[start of Data entries]
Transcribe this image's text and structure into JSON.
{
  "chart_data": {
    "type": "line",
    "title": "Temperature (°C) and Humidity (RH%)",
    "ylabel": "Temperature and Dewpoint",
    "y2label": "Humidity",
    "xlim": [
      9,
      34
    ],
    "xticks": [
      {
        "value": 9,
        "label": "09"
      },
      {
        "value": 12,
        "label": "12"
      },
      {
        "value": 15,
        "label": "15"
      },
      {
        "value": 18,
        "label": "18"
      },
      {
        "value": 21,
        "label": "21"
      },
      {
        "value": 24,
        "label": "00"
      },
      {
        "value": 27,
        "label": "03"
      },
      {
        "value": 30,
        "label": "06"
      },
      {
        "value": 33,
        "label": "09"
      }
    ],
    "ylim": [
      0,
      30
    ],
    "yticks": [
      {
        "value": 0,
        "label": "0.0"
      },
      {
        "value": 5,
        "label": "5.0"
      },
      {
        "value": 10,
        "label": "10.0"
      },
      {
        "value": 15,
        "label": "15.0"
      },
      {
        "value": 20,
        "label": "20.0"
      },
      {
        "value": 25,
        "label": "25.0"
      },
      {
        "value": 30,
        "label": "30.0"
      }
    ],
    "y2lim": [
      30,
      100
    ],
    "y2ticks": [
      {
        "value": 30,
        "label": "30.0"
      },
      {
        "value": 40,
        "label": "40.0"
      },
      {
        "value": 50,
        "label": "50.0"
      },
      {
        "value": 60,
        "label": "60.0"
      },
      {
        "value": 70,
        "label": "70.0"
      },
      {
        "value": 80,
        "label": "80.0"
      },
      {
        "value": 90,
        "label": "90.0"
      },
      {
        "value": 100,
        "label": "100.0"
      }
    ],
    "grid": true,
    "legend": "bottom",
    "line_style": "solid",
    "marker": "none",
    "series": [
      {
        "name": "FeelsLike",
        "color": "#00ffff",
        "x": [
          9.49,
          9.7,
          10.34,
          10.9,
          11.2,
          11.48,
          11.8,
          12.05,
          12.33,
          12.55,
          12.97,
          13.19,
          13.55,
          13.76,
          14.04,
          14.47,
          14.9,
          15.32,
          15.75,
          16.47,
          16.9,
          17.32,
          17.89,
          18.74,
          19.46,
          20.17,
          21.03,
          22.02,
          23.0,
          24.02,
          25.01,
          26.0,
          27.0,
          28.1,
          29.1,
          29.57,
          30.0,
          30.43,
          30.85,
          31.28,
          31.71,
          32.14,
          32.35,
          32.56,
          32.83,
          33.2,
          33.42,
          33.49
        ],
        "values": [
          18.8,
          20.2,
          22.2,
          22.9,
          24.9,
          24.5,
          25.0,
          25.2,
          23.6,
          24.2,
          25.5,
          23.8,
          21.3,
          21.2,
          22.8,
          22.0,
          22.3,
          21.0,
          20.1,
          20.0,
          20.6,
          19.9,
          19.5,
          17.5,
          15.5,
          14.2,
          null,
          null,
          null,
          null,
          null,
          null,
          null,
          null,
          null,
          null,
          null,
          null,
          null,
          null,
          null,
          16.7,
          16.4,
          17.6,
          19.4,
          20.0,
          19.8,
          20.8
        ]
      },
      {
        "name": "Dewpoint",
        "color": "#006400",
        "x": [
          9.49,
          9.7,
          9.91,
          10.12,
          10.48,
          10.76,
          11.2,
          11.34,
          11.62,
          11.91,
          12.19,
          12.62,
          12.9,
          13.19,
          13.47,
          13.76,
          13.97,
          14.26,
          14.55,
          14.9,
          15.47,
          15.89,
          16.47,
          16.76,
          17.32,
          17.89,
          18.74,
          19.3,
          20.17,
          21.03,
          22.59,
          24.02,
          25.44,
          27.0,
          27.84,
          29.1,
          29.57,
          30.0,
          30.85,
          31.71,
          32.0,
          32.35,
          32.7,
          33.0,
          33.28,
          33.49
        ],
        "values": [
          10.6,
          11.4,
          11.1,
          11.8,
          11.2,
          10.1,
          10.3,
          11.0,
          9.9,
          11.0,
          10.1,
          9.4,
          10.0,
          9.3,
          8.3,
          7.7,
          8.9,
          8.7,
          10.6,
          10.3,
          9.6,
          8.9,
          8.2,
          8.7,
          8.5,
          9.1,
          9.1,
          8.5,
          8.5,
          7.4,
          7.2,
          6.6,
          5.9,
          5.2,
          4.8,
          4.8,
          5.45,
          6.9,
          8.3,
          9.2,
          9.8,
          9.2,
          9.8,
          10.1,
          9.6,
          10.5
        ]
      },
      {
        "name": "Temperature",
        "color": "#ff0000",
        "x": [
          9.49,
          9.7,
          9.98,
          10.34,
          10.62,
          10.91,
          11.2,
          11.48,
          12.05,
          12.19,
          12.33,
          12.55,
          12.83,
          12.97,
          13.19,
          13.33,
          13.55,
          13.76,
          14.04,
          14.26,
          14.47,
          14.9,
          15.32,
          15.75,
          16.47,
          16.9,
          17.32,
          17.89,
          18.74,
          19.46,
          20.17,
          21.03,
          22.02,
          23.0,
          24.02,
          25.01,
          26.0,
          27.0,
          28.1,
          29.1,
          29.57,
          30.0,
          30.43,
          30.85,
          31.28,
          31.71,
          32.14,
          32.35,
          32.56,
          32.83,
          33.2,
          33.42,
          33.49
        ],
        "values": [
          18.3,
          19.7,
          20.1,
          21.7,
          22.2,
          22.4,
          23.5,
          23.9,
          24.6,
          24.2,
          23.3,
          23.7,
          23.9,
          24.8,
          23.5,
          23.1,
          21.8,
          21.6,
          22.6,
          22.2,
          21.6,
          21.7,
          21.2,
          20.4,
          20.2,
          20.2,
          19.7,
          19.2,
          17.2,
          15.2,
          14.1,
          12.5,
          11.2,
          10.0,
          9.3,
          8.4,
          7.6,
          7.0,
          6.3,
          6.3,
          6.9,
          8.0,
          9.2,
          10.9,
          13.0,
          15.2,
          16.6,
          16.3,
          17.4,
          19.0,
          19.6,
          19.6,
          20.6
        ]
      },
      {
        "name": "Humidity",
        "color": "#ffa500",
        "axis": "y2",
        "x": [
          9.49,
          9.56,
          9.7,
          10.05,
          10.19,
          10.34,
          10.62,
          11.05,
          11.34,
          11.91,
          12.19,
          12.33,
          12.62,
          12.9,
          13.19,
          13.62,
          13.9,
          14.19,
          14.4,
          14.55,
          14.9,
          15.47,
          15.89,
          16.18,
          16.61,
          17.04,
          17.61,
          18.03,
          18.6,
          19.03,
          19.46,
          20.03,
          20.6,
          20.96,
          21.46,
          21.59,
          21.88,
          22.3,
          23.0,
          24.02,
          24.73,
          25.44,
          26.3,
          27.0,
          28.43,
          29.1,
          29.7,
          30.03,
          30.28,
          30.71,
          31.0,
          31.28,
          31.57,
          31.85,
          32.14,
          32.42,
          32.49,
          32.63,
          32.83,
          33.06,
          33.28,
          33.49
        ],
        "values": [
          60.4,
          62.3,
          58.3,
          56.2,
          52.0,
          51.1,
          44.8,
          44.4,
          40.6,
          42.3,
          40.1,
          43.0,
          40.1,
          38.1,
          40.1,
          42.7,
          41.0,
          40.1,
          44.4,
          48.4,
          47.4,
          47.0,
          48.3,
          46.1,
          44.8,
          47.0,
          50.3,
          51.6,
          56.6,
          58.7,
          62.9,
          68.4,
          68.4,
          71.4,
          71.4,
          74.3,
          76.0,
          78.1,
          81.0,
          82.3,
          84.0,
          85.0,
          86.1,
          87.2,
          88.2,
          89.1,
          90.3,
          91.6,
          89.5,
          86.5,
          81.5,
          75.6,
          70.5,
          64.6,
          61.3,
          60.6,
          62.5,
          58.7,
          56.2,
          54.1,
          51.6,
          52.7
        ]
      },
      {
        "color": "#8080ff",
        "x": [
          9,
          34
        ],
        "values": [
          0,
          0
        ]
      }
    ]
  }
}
[end of Data entries]
Report every line in the data above in which the word "name" appears.

        "name": "FeelsLike",
        "name": "Dewpoint",
        "name": "Temperature",
        "name": "Humidity",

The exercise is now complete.